Request – Copy nothing but the text: repeat each entry exactly and drop the images.

Data section –
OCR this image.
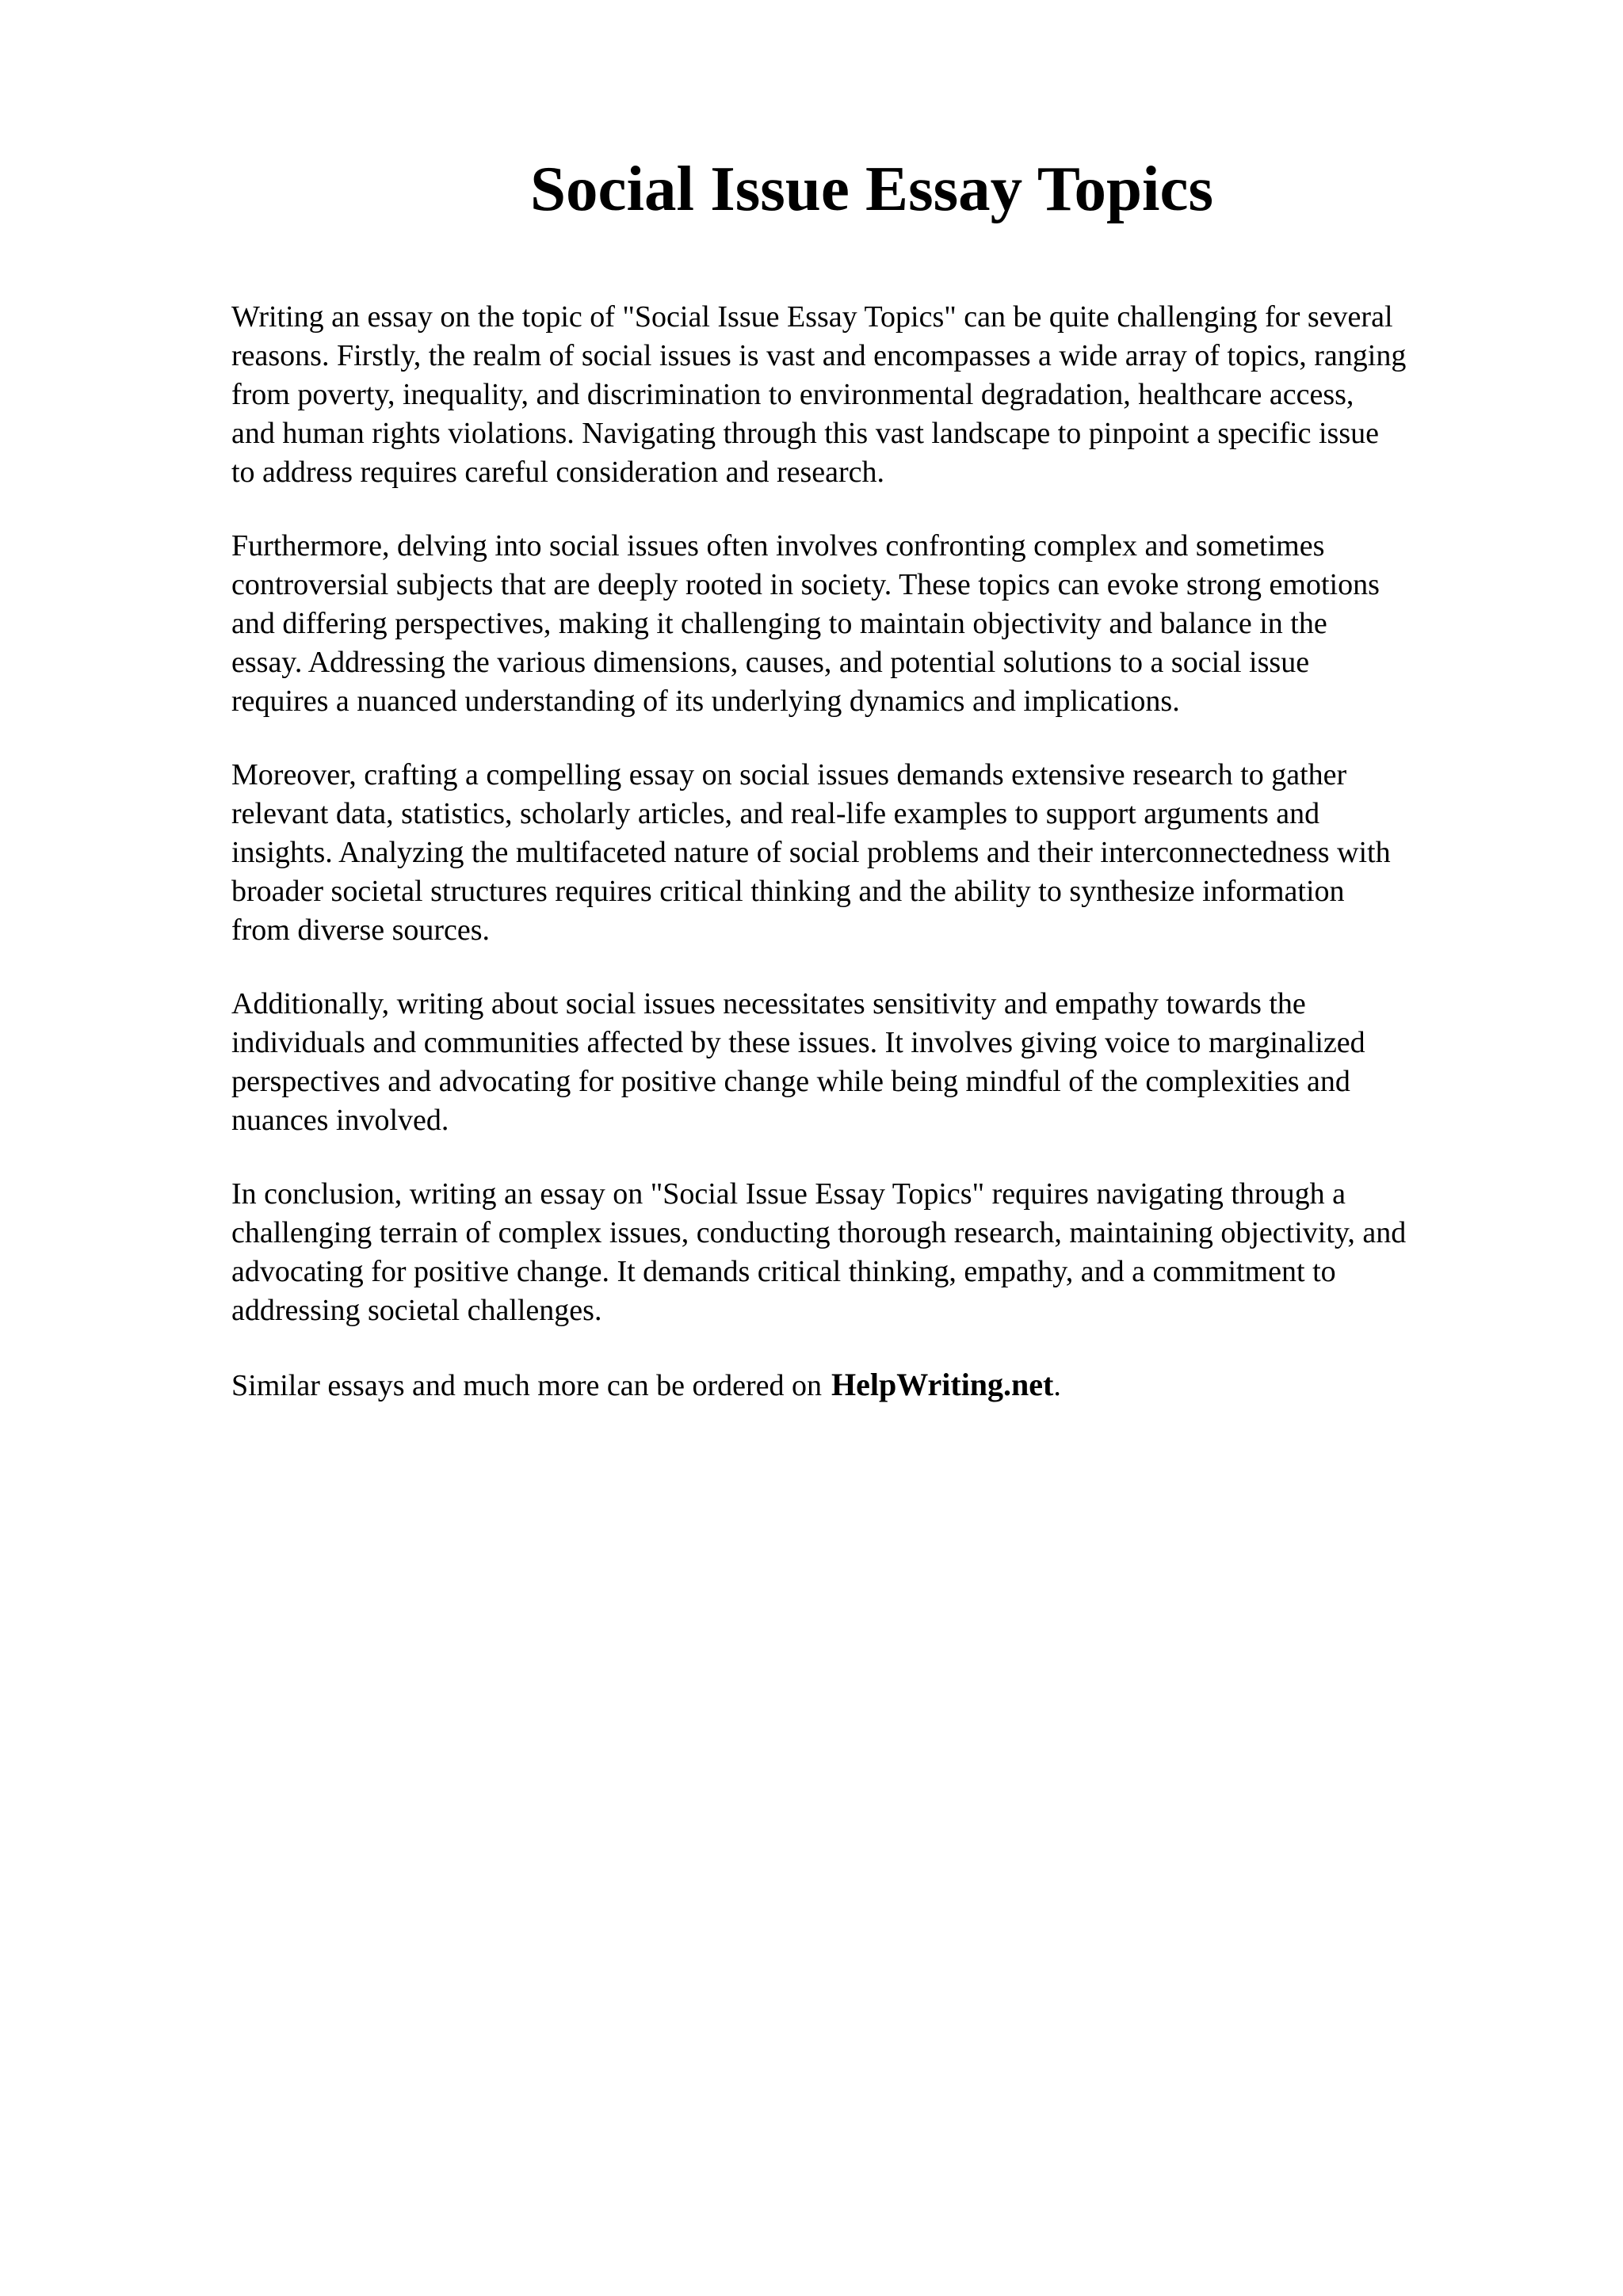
Social Issue Essay Topics

Writing an essay on the topic of "Social Issue Essay Topics" can be quite challenging for several
reasons. Firstly, the realm of social issues is vast and encompasses a wide array of topics, ranging
from poverty, inequality, and discrimination to environmental degradation, healthcare access,
and human rights violations. Navigating through this vast landscape to pinpoint a specific issue
to address requires careful consideration and research.

Furthermore, delving into social issues often involves confronting complex and sometimes
controversial subjects that are deeply rooted in society. These topics can evoke strong emotions
and differing perspectives, making it challenging to maintain objectivity and balance in the
essay. Addressing the various dimensions, causes, and potential solutions to a social issue
requires a nuanced understanding of its underlying dynamics and implications.

Moreover, crafting a compelling essay on social issues demands extensive research to gather
relevant data, statistics, scholarly articles, and real-life examples to support arguments and
insights. Analyzing the multifaceted nature of social problems and their interconnectedness with
broader societal structures requires critical thinking and the ability to synthesize information
from diverse sources.

Additionally, writing about social issues necessitates sensitivity and empathy towards the
individuals and communities affected by these issues. It involves giving voice to marginalized
perspectives and advocating for positive change while being mindful of the complexities and
nuances involved.

In conclusion, writing an essay on "Social Issue Essay Topics" requires navigating through a
challenging terrain of complex issues, conducting thorough research, maintaining objectivity, and
advocating for positive change. It demands critical thinking, empathy, and a commitment to
addressing societal challenges.

Similar essays and much more can be ordered on HelpWriting.net.
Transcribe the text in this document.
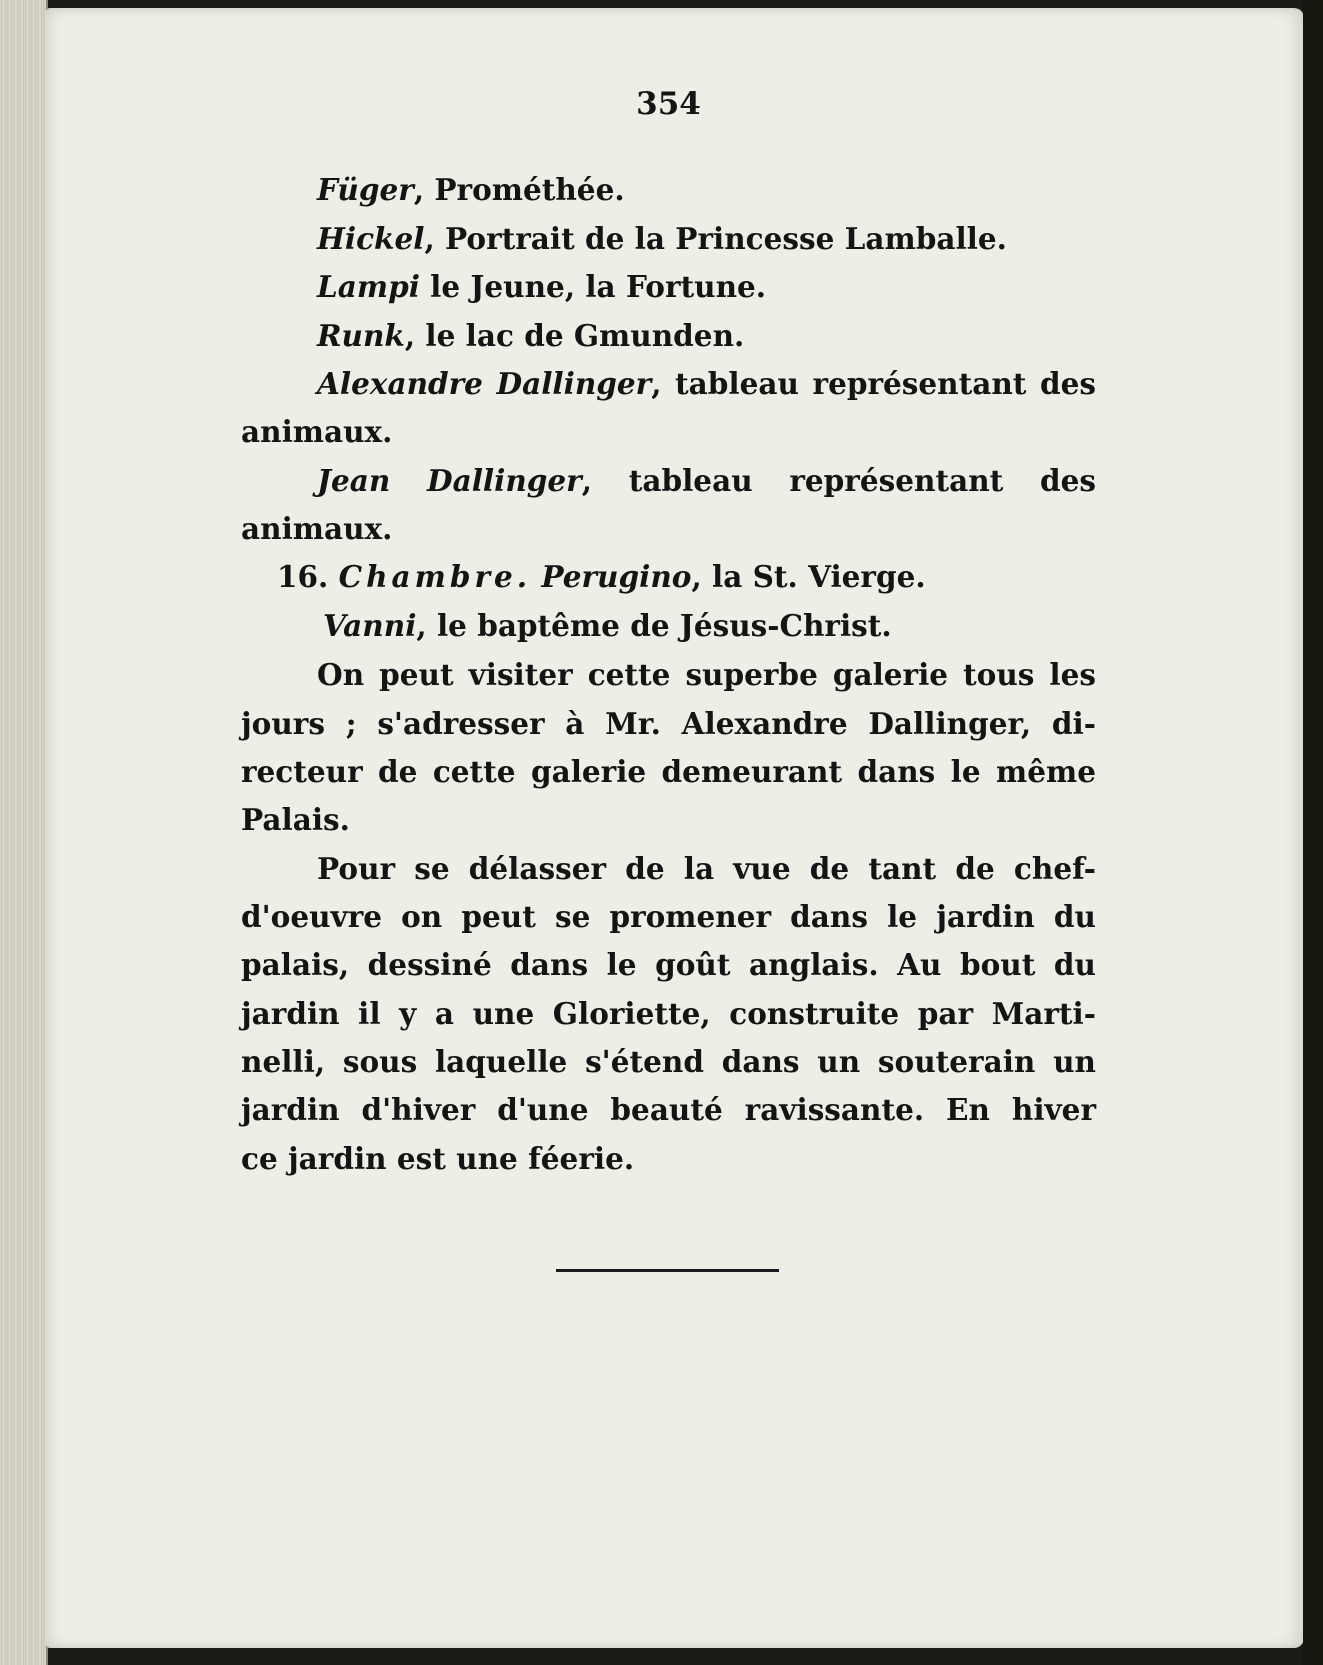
354
Füger, Prométhée.
Hickel, Portrait de la Princesse Lamballe.
Lampi le Jeune, la Fortune.
Runk, le lac de Gmunden.
Alexandre Dallinger, tableau représentant des
animaux.
Jean Dallinger, tableau représentant des
animaux.
16. Chambre. Perugino, la St. Vierge.
Vanni, le baptême de Jésus-Christ.
On peut visiter cette superbe galerie tous les
jours ; s'adresser à Mr. Alexandre Dallinger, di-
recteur de cette galerie demeurant dans le même
Palais.
Pour se délasser de la vue de tant de chef-
d'oeuvre on peut se promener dans le jardin du
palais, dessiné dans le goût anglais. Au bout du
jardin il y a une Gloriette, construite par Marti-
nelli, sous laquelle s'étend dans un souterain un
jardin d'hiver d'une beauté ravissante. En hiver
ce jardin est une féerie.
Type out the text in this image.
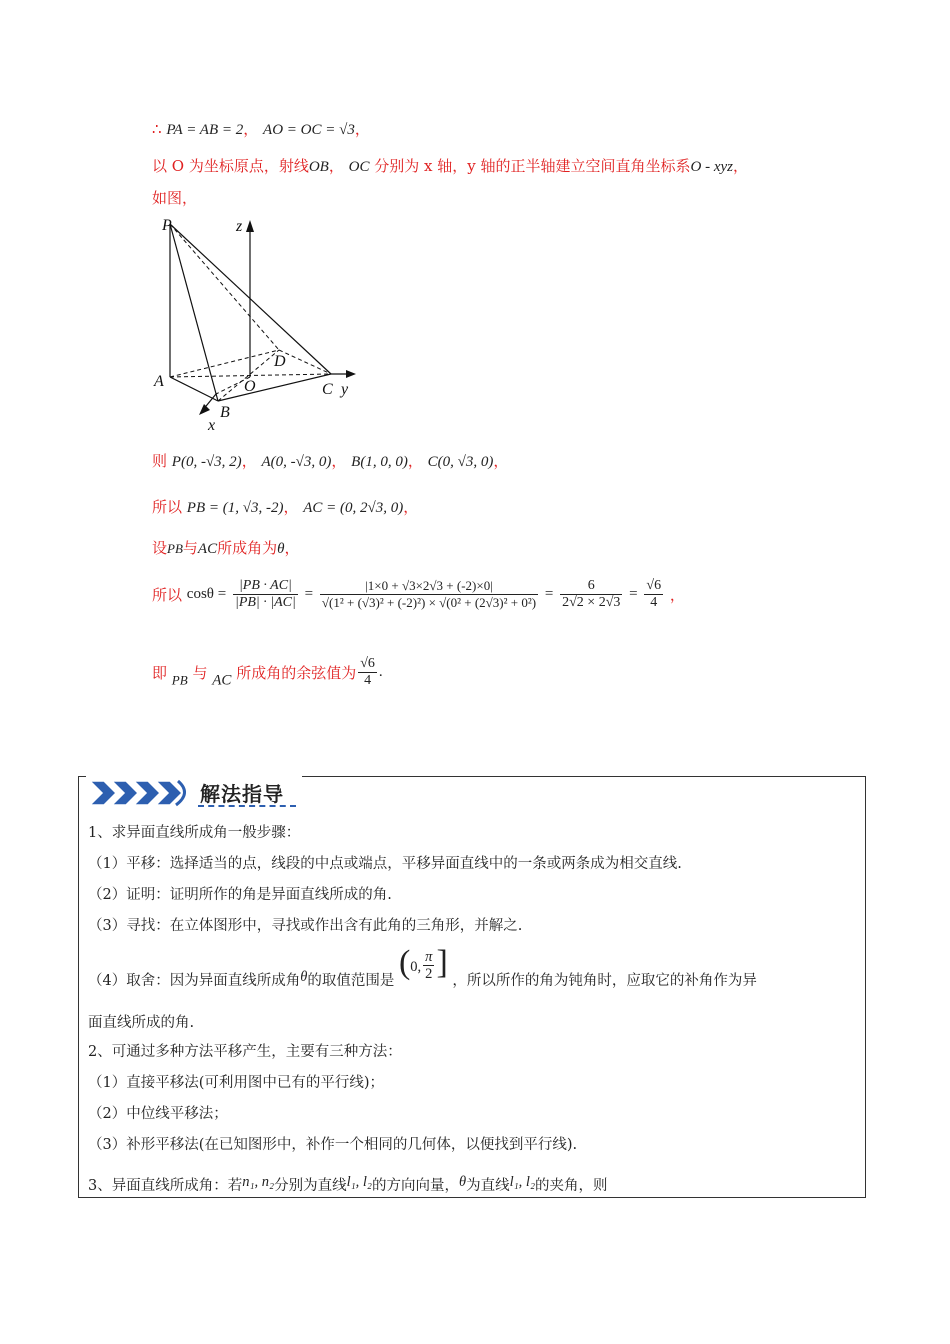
∴ PA = AB = 2， AO = OC = √3，
以 O 为坐标原点，射线OB， OC 分别为 x 轴，y 轴的正半轴建立空间直角坐标系O - xyz，
如图，
P	z
D
A	O	C y
B
x
则 P(0, -√3, 2)， A(0, -√3, 0)， B(1, 0, 0)， C(0, √3, 0)，
所以 PB = (1, √3, -2)， AC = (0, 2√3, 0)，
设PB与AC所成角为θ，
所以 $\cos\theta = \frac{|PB \cdot AC|}{|PB| \cdot |AC|} = \frac{|1\times 0 + √3\times 2√3 + (-2)\times 0|}{\text{√(1² + (√3)² + (-2)²) × √(0² + (2√3)² + 0²)}} = \frac{6}{2√2 \times 2√3} = \frac{√6}{4}$ ，
即 PB 与 AC 所成角的余弦值为 $\frac{√6}{4}$ .
解法指导
1、求异面直线所成角一般步骤：
（1）平移：选择适当的点，线段的中点或端点，平移异面直线中的一条或两条成为相交直线.
（2）证明：证明所作的角是异面直线所成的角.
（3）寻找：在立体图形中，寻找或作出含有此角的三角形，并解之.
（4）取舍：因为异面直线所成角θ的取值范围是 (0, $\frac{\pi}{2}$ ] ，所以所作的角为钝角时，应取它的补角作为异
面直线所成的角.
2、可通过多种方法平移产生，主要有三种方法：
（1）直接平移法(可利用图中已有的平行线)；
（2）中位线平移法；
（3）补形平移法(在已知图形中，补作一个相同的几何体，以便找到平行线).
3、异面直线所成角：若n₁, n₂分别为直线l₁, l₂的方向向量，θ为直线l₁, l₂的夹角，则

Result –
OCR this image.
Social Issue Essay Topics

Writing an essay on the topic of "Social Issue Essay Topics" can be quite challenging for several
reasons. Firstly, the realm of social issues is vast and encompasses a wide array of topics, ranging
from poverty, inequality, and discrimination to environmental degradation, healthcare access,
and human rights violations. Navigating through this vast landscape to pinpoint a specific issue
to address requires careful consideration and research.

Furthermore, delving into social issues often involves confronting complex and sometimes
controversial subjects that are deeply rooted in society. These topics can evoke strong emotions
and differing perspectives, making it challenging to maintain objectivity and balance in the
essay. Addressing the various dimensions, causes, and potential solutions to a social issue
requires a nuanced understanding of its underlying dynamics and implications.

Moreover, crafting a compelling essay on social issues demands extensive research to gather
relevant data, statistics, scholarly articles, and real-life examples to support arguments and
insights. Analyzing the multifaceted nature of social problems and their interconnectedness with
broader societal structures requires critical thinking and the ability to synthesize information
from diverse sources.

Additionally, writing about social issues necessitates sensitivity and empathy towards the
individuals and communities affected by these issues. It involves giving voice to marginalized
perspectives and advocating for positive change while being mindful of the complexities and
nuances involved.

In conclusion, writing an essay on "Social Issue Essay Topics" requires navigating through a
challenging terrain of complex issues, conducting thorough research, maintaining objectivity, and
advocating for positive change. It demands critical thinking, empathy, and a commitment to
addressing societal challenges.

Similar essays and much more can be ordered on HelpWriting.net.
Transcribe the text in this document.
354
Füger, Prométhée.
Hickel, Portrait de la Princesse Lamballe.
Lampi le Jeune, la Fortune.
Runk, le lac de Gmunden.
Alexandre Dallinger, tableau représentant des
animaux.
Jean Dallinger, tableau représentant des
animaux.
16. Chambre. Perugino, la St. Vierge.
Vanni, le baptême de Jésus-Christ.
On peut visiter cette superbe galerie tous les
jours ; s'adresser à Mr. Alexandre Dallinger, di-
recteur de cette galerie demeurant dans le même
Palais.
Pour se délasser de la vue de tant de chef-
d'oeuvre on peut se promener dans le jardin du
palais, dessiné dans le goût anglais. Au bout du
jardin il y a une Gloriette, construite par Marti-
nelli, sous laquelle s'étend dans un souterain un
jardin d'hiver d'une beauté ravissante. En hiver
ce jardin est une féerie.
Type out the text in this image.
∴ PA = AB = 2， AO = OC = √3，
以 O 为坐标原点，射线OB， OC 分别为 x 轴，y 轴的正半轴建立空间直角坐标系O - xyz，
如图，
P	z
D
A	O	C y
B
x
则 P(0, -√3, 2)， A(0, -√3, 0)， B(1, 0, 0)， C(0, √3, 0)，
所以 PB = (1, √3, -2)， AC = (0, 2√3, 0)，
设PB与AC所成角为θ，
所以 $\cos\theta = \frac{|PB \cdot AC|}{|PB| \cdot |AC|} = \frac{|1\times 0 + √3\times 2√3 + (-2)\times 0|}{\text{√(1² + (√3)² + (-2)²) × √(0² + (2√3)² + 0²)}} = \frac{6}{2√2 \times 2√3} = \frac{√6}{4}$ ，
即 PB 与 AC 所成角的余弦值为 $\frac{√6}{4}$ .
解法指导
1、求异面直线所成角一般步骤：
（1）平移：选择适当的点，线段的中点或端点，平移异面直线中的一条或两条成为相交直线.
（2）证明：证明所作的角是异面直线所成的角.
（3）寻找：在立体图形中，寻找或作出含有此角的三角形，并解之.
（4）取舍：因为异面直线所成角θ的取值范围是 (0, $\frac{\pi}{2}$ ] ，所以所作的角为钝角时，应取它的补角作为异
面直线所成的角.
2、可通过多种方法平移产生，主要有三种方法：
（1）直接平移法(可利用图中已有的平行线)；
（2）中位线平移法；
（3）补形平移法(在已知图形中，补作一个相同的几何体，以便找到平行线).
3、异面直线所成角：若n₁, n₂分别为直线l₁, l₂的方向向量，θ为直线l₁, l₂的夹角，则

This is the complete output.